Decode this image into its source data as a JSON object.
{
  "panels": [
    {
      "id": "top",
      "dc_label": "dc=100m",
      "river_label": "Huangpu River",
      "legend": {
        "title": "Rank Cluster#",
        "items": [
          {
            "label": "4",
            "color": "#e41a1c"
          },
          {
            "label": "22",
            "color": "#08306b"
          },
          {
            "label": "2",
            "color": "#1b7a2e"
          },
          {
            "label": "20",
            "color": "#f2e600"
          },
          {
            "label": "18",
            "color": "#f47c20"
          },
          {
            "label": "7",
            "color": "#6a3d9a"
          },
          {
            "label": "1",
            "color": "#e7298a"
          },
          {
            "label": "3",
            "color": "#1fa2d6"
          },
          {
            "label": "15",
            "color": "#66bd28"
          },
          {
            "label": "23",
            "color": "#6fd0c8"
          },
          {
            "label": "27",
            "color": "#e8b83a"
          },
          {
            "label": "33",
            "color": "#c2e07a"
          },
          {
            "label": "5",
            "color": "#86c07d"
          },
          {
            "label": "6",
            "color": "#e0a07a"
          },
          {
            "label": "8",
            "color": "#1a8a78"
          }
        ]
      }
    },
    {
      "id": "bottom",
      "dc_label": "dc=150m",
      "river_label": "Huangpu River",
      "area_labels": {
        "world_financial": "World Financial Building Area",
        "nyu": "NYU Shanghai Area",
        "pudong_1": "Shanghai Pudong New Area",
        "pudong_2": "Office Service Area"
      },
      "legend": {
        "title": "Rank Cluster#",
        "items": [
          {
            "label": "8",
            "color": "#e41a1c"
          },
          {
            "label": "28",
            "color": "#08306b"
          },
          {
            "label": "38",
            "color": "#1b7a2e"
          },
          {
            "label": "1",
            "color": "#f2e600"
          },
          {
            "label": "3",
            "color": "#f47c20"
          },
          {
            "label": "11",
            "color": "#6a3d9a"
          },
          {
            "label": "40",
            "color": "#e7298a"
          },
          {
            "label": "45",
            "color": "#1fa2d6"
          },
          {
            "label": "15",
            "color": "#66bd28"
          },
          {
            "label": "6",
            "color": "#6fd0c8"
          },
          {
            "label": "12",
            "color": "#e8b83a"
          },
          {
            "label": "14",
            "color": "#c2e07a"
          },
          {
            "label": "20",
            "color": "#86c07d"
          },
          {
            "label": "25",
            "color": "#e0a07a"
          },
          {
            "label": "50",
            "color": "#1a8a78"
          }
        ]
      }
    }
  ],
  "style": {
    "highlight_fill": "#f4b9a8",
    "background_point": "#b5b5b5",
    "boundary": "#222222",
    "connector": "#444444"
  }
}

WORK REQUIRED => Take the listing above and write it out again exactly.

OUTPUT OF THE EXERCISE =>
Decode this image into its source data as a JSON object.
{
  "panels": [
    {
      "id": "top",
      "dc_label": "dc=100m",
      "river_label": "Huangpu River",
      "legend": {
        "title": "Rank Cluster#",
        "items": [
          {
            "label": "4",
            "color": "#e41a1c"
          },
          {
            "label": "22",
            "color": "#08306b"
          },
          {
            "label": "2",
            "color": "#1b7a2e"
          },
          {
            "label": "20",
            "color": "#f2e600"
          },
          {
            "label": "18",
            "color": "#f47c20"
          },
          {
            "label": "7",
            "color": "#6a3d9a"
          },
          {
            "label": "1",
            "color": "#e7298a"
          },
          {
            "label": "3",
            "color": "#1fa2d6"
          },
          {
            "label": "15",
            "color": "#66bd28"
          },
          {
            "label": "23",
            "color": "#6fd0c8"
          },
          {
            "label": "27",
            "color": "#e8b83a"
          },
          {
            "label": "33",
            "color": "#c2e07a"
          },
          {
            "label": "5",
            "color": "#86c07d"
          },
          {
            "label": "6",
            "color": "#e0a07a"
          },
          {
            "label": "8",
            "color": "#1a8a78"
          }
        ]
      }
    },
    {
      "id": "bottom",
      "dc_label": "dc=150m",
      "river_label": "Huangpu River",
      "area_labels": {
        "world_financial": "World Financial Building Area",
        "nyu": "NYU Shanghai Area",
        "pudong_1": "Shanghai Pudong New Area",
        "pudong_2": "Office Service Area"
      },
      "legend": {
        "title": "Rank Cluster#",
        "items": [
          {
            "label": "8",
            "color": "#e41a1c"
          },
          {
            "label": "28",
            "color": "#08306b"
          },
          {
            "label": "38",
            "color": "#1b7a2e"
          },
          {
            "label": "1",
            "color": "#f2e600"
          },
          {
            "label": "3",
            "color": "#f47c20"
          },
          {
            "label": "11",
            "color": "#6a3d9a"
          },
          {
            "label": "40",
            "color": "#e7298a"
          },
          {
            "label": "45",
            "color": "#1fa2d6"
          },
          {
            "label": "15",
            "color": "#66bd28"
          },
          {
            "label": "6",
            "color": "#6fd0c8"
          },
          {
            "label": "12",
            "color": "#e8b83a"
          },
          {
            "label": "14",
            "color": "#c2e07a"
          },
          {
            "label": "20",
            "color": "#86c07d"
          },
          {
            "label": "25",
            "color": "#e0a07a"
          },
          {
            "label": "50",
            "color": "#1a8a78"
          }
        ]
      }
    }
  ],
  "style": {
    "highlight_fill": "#f4b9a8",
    "background_point": "#b5b5b5",
    "boundary": "#222222",
    "connector": "#444444"
  }
}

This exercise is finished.